■ **Written task**:
Extract the line that contains "Parse this screenshot: output" and every line after it through the end of the records below, exactly as written, leaving out any pictures.

## start Material provided

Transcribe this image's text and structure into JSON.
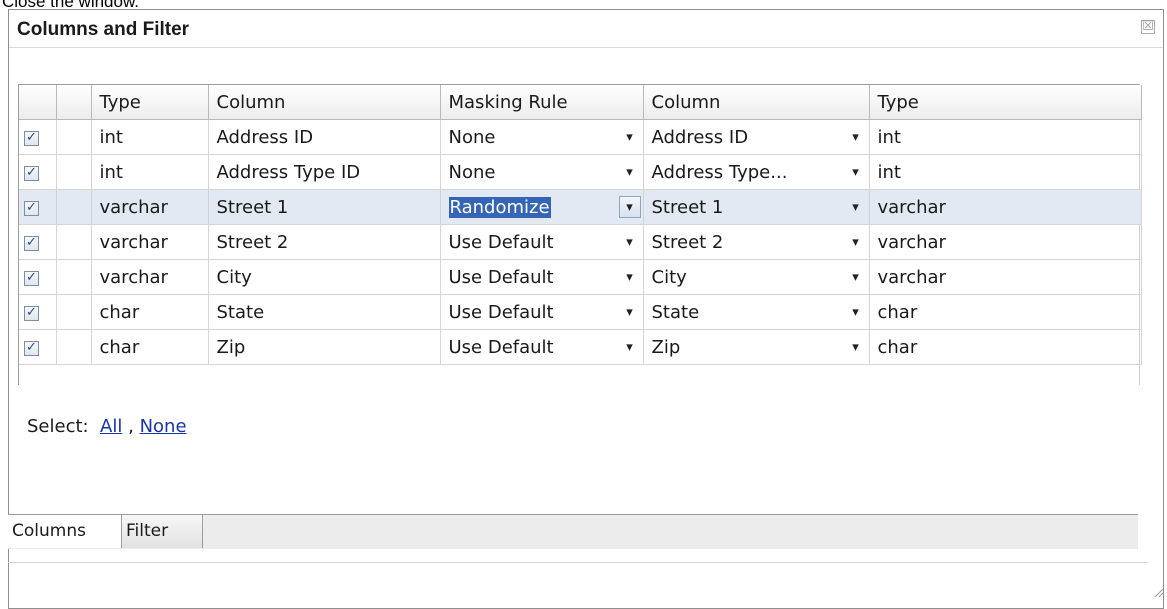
{
  "instruction": "Close the window.",
  "window": {
    "title": "Columns and Filter",
    "close_glyph": "☒"
  },
  "grid": {
    "headers": [
      "",
      "",
      "Type",
      "Column",
      "Masking Rule",
      "Column",
      "Type"
    ],
    "rows": [
      {
        "checked": true,
        "src_type": "int",
        "src_column": "Address ID",
        "rule": "None",
        "dst_column": "Address ID",
        "dst_type": "int"
      },
      {
        "checked": true,
        "src_type": "int",
        "src_column": "Address Type ID",
        "rule": "None",
        "dst_column": "Address Type...",
        "dst_type": "int"
      },
      {
        "checked": true,
        "src_type": "varchar",
        "src_column": "Street 1",
        "rule": "Randomize",
        "dst_column": "Street 1",
        "dst_type": "varchar"
      },
      {
        "checked": true,
        "src_type": "varchar",
        "src_column": "Street 2",
        "rule": "Use Default",
        "dst_column": "Street 2",
        "dst_type": "varchar"
      },
      {
        "checked": true,
        "src_type": "varchar",
        "src_column": "City",
        "rule": "Use Default",
        "dst_column": "City",
        "dst_type": "varchar"
      },
      {
        "checked": true,
        "src_type": "char",
        "src_column": "State",
        "rule": "Use Default",
        "dst_column": "State",
        "dst_type": "char"
      },
      {
        "checked": true,
        "src_type": "char",
        "src_column": "Zip",
        "rule": "Use Default",
        "dst_column": "Zip",
        "dst_type": "char"
      }
    ],
    "selected_row": 2
  },
  "select": {
    "label": "Select:",
    "all": "All",
    "separator": ",",
    "none": "None"
  },
  "tabs": {
    "columns": "Columns",
    "filter": "Filter"
  },
  "colors": {
    "selection": "#3465b6",
    "selected_row": "#e3e9f3",
    "link": "#1933b0"
  }
}
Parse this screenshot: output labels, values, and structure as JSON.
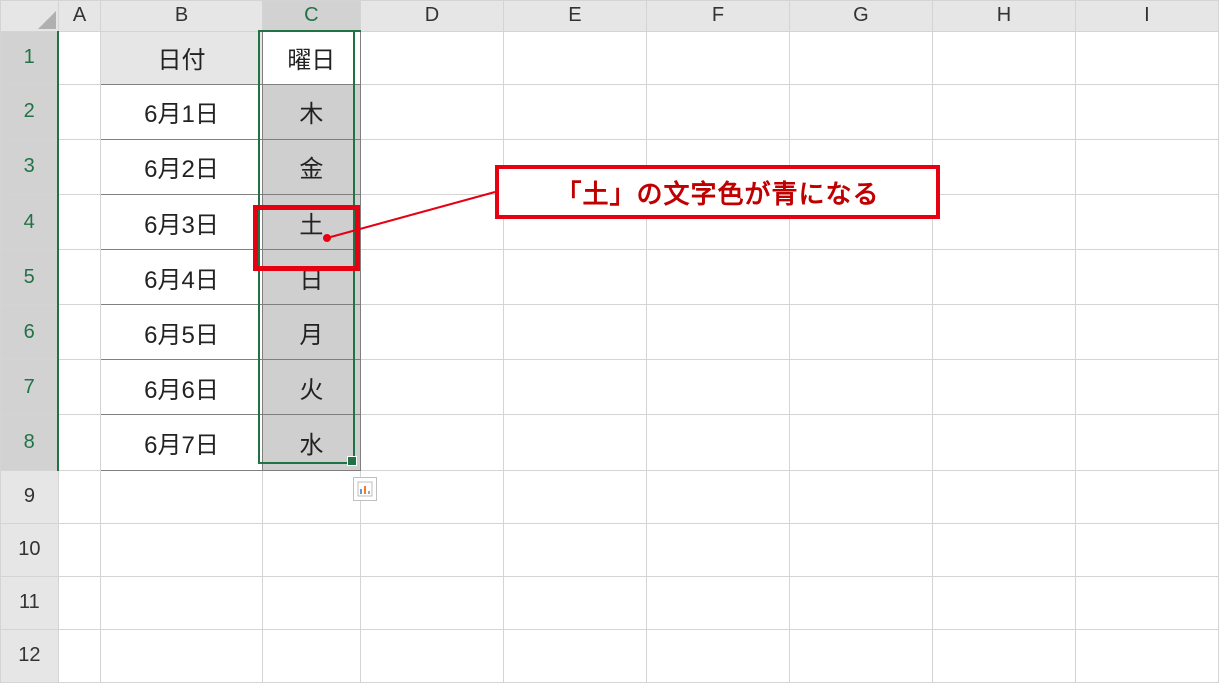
{
  "columns": [
    "A",
    "B",
    "C",
    "D",
    "E",
    "F",
    "G",
    "H",
    "I"
  ],
  "rows": [
    "1",
    "2",
    "3",
    "4",
    "5",
    "6",
    "7",
    "8",
    "9",
    "10",
    "11",
    "12"
  ],
  "table": {
    "header": {
      "date": "日付",
      "weekday": "曜日"
    },
    "rows": [
      {
        "date": "6月1日",
        "weekday": "木"
      },
      {
        "date": "6月2日",
        "weekday": "金"
      },
      {
        "date": "6月3日",
        "weekday": "土"
      },
      {
        "date": "6月4日",
        "weekday": "日"
      },
      {
        "date": "6月5日",
        "weekday": "月"
      },
      {
        "date": "6月6日",
        "weekday": "火"
      },
      {
        "date": "6月7日",
        "weekday": "水"
      }
    ]
  },
  "callout": {
    "text": "「土」の文字色が青になる"
  },
  "icons": {
    "pasteOptions": "paste-options-icon",
    "selectAllCorner": "select-all-triangle"
  }
}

## end Material provided

■ **Written solution**:
Parse this screenshot: output labels, values, and structure as JSON.
{
  "columns": [
    "A",
    "B",
    "C",
    "D",
    "E",
    "F",
    "G",
    "H",
    "I"
  ],
  "rows": [
    "1",
    "2",
    "3",
    "4",
    "5",
    "6",
    "7",
    "8",
    "9",
    "10",
    "11",
    "12"
  ],
  "table": {
    "header": {
      "date": "日付",
      "weekday": "曜日"
    },
    "rows": [
      {
        "date": "6月1日",
        "weekday": "木"
      },
      {
        "date": "6月2日",
        "weekday": "金"
      },
      {
        "date": "6月3日",
        "weekday": "土"
      },
      {
        "date": "6月4日",
        "weekday": "日"
      },
      {
        "date": "6月5日",
        "weekday": "月"
      },
      {
        "date": "6月6日",
        "weekday": "火"
      },
      {
        "date": "6月7日",
        "weekday": "水"
      }
    ]
  },
  "callout": {
    "text": "「土」の文字色が青になる"
  },
  "icons": {
    "pasteOptions": "paste-options-icon",
    "selectAllCorner": "select-all-triangle"
  }
}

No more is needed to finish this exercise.